_SET EXERCISE_
Update the records below by replacing every "term-line" with "terminal-line" and changing nothing else. Leave the pictures out of your answer.

_MATERIAL SHOWN_
__________________________________________________

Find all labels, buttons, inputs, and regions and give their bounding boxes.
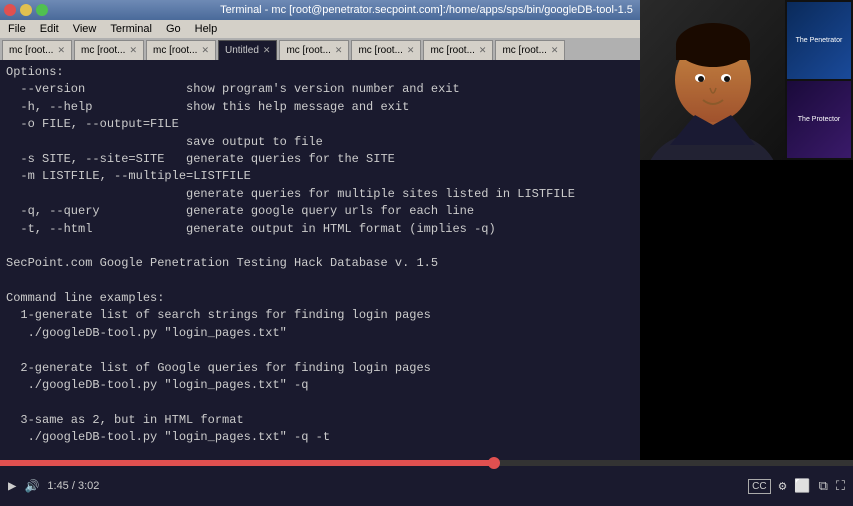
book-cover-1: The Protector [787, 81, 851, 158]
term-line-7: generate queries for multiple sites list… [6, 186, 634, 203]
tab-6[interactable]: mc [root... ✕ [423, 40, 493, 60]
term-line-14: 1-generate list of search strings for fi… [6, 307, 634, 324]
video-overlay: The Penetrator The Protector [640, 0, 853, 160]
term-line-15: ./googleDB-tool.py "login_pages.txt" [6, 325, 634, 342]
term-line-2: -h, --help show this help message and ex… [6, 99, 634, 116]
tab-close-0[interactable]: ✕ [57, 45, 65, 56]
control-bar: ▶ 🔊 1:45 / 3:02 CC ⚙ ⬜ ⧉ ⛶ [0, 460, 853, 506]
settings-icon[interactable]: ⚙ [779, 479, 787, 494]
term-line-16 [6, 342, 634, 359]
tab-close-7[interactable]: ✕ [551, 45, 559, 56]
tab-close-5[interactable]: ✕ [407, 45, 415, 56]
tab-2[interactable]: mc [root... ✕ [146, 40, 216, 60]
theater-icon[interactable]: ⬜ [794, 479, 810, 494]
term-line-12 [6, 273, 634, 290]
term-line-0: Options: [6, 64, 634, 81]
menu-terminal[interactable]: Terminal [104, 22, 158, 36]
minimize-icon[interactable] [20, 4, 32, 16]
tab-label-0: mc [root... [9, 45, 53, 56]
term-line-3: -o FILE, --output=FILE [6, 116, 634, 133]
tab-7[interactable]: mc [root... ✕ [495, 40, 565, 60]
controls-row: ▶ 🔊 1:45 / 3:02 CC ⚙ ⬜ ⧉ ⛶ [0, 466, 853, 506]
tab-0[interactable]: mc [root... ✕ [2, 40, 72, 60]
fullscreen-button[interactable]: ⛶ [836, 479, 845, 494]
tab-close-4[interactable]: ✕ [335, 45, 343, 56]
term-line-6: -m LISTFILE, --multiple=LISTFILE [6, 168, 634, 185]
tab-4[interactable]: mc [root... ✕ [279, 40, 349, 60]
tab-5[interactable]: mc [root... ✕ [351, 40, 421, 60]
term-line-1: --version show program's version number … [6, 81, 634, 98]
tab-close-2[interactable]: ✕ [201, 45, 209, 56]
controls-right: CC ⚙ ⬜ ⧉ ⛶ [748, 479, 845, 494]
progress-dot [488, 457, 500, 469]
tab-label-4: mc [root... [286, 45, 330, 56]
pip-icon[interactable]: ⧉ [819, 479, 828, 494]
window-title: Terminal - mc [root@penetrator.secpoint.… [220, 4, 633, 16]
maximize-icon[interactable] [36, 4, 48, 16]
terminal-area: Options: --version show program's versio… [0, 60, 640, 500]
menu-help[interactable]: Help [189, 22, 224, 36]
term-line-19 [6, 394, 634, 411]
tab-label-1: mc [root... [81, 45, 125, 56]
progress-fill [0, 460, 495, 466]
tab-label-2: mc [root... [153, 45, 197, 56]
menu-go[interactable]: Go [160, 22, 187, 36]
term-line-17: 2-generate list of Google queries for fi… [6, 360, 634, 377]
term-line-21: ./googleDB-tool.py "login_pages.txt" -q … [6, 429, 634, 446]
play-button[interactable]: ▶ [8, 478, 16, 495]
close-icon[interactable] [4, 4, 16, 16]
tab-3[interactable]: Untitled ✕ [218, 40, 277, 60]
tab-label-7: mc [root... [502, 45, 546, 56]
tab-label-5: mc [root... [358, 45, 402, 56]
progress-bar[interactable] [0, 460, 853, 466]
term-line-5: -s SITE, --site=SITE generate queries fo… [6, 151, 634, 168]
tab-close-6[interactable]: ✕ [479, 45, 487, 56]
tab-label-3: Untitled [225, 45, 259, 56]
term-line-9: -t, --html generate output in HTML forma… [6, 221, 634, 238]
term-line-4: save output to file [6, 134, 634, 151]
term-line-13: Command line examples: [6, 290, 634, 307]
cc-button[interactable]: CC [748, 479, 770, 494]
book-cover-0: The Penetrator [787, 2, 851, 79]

__________________________________________________

_WRITTEN ANSWER_
Find all labels, buttons, inputs, and regions and give their bounding boxes.
book-cover-1: The Protector [787, 81, 851, 158]
terminal-line-7: generate queries for multiple sites list… [6, 186, 634, 203]
tab-6[interactable]: mc [root... ✕ [423, 40, 493, 60]
terminal-line-14: 1-generate list of search strings for fi… [6, 307, 634, 324]
video-overlay: The Penetrator The Protector [640, 0, 853, 160]
terminal-line-15: ./googleDB-tool.py "login_pages.txt" [6, 325, 634, 342]
terminal-line-2: -h, --help show this help message and ex… [6, 99, 634, 116]
tab-close-0[interactable]: ✕ [57, 45, 65, 56]
control-bar: ▶ 🔊 1:45 / 3:02 CC ⚙ ⬜ ⧉ ⛶ [0, 460, 853, 506]
settings-icon[interactable]: ⚙ [779, 479, 787, 494]
terminal-line-16 [6, 342, 634, 359]
tab-close-7[interactable]: ✕ [551, 45, 559, 56]
tab-close-5[interactable]: ✕ [407, 45, 415, 56]
tab-2[interactable]: mc [root... ✕ [146, 40, 216, 60]
theater-icon[interactable]: ⬜ [794, 479, 810, 494]
terminal-line-12 [6, 273, 634, 290]
terminal-line-0: Options: [6, 64, 634, 81]
menu-terminal[interactable]: Terminal [104, 22, 158, 36]
minimize-icon[interactable] [20, 4, 32, 16]
tab-label-0: mc [root... [9, 45, 53, 56]
terminal-line-3: -o FILE, --output=FILE [6, 116, 634, 133]
tab-7[interactable]: mc [root... ✕ [495, 40, 565, 60]
controls-row: ▶ 🔊 1:45 / 3:02 CC ⚙ ⬜ ⧉ ⛶ [0, 466, 853, 506]
tab-0[interactable]: mc [root... ✕ [2, 40, 72, 60]
fullscreen-button[interactable]: ⛶ [836, 479, 845, 494]
tab-close-4[interactable]: ✕ [335, 45, 343, 56]
terminal-line-6: -m LISTFILE, --multiple=LISTFILE [6, 168, 634, 185]
tab-4[interactable]: mc [root... ✕ [279, 40, 349, 60]
tab-5[interactable]: mc [root... ✕ [351, 40, 421, 60]
terminal-line-1: --version show program's version number … [6, 81, 634, 98]
tab-close-2[interactable]: ✕ [201, 45, 209, 56]
controls-right: CC ⚙ ⬜ ⧉ ⛶ [748, 479, 845, 494]
progress-dot [488, 457, 500, 469]
tab-label-4: mc [root... [286, 45, 330, 56]
pip-icon[interactable]: ⧉ [819, 479, 828, 494]
window-title: Terminal - mc [root@penetrator.secpoint.… [220, 4, 633, 16]
maximize-icon[interactable] [36, 4, 48, 16]
terminal-area: Options: --version show program's versio… [0, 60, 640, 500]
menu-help[interactable]: Help [189, 22, 224, 36]
terminal-line-19 [6, 394, 634, 411]
tab-label-1: mc [root... [81, 45, 125, 56]
progress-fill [0, 460, 495, 466]
tab-label-2: mc [root... [153, 45, 197, 56]
menu-go[interactable]: Go [160, 22, 187, 36]
terminal-line-17: 2-generate list of Google queries for fi… [6, 360, 634, 377]
terminal-line-21: ./googleDB-tool.py "login_pages.txt" -q … [6, 429, 634, 446]
play-button[interactable]: ▶ [8, 478, 16, 495]
close-icon[interactable] [4, 4, 16, 16]
tab-3[interactable]: Untitled ✕ [218, 40, 277, 60]
tab-label-7: mc [root... [502, 45, 546, 56]
tab-label-5: mc [root... [358, 45, 402, 56]
progress-bar[interactable] [0, 460, 853, 466]
terminal-line-5: -s SITE, --site=SITE generate queries fo… [6, 151, 634, 168]
tab-close-6[interactable]: ✕ [479, 45, 487, 56]
tab-label-3: Untitled [225, 45, 259, 56]
terminal-line-9: -t, --html generate output in HTML forma… [6, 221, 634, 238]
terminal-line-4: save output to file [6, 134, 634, 151]
terminal-line-13: Command line examples: [6, 290, 634, 307]
cc-button[interactable]: CC [748, 479, 770, 494]
book-cover-0: The Penetrator [787, 2, 851, 79]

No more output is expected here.